WHAT NEEDS TO BE DONE:
For each line below that includes the word "data", make a copy.

········

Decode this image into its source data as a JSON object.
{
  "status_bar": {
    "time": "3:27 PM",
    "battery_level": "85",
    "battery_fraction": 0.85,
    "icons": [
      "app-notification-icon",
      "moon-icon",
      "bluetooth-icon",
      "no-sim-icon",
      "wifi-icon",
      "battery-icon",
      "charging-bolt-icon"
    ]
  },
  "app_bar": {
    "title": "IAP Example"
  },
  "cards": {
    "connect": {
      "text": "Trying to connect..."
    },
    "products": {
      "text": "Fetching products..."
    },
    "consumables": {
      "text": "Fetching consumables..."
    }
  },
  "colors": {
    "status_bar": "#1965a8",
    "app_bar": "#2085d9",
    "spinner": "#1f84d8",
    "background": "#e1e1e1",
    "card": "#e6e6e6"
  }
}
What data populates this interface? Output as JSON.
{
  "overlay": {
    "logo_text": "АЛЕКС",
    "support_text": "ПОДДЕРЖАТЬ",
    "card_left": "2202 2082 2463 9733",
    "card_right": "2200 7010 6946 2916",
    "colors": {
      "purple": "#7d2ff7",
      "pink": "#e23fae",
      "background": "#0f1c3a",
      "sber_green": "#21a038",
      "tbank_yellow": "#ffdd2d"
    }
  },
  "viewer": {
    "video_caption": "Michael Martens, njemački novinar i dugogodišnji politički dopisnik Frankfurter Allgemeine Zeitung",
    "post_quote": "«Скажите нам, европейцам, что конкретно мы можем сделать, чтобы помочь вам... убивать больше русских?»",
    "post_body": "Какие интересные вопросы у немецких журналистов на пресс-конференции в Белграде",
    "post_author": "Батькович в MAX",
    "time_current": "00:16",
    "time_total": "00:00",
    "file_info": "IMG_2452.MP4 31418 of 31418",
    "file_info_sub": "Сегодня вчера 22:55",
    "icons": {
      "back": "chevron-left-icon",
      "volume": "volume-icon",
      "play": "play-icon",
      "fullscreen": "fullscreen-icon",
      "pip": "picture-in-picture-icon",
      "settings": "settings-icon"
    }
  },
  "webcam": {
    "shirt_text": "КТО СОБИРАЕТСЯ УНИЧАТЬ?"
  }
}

········

SOLUTION TO THIS PROBLEM:
Decode this image into its source data as a JSON object.
What data populates this interface? Output as JSON.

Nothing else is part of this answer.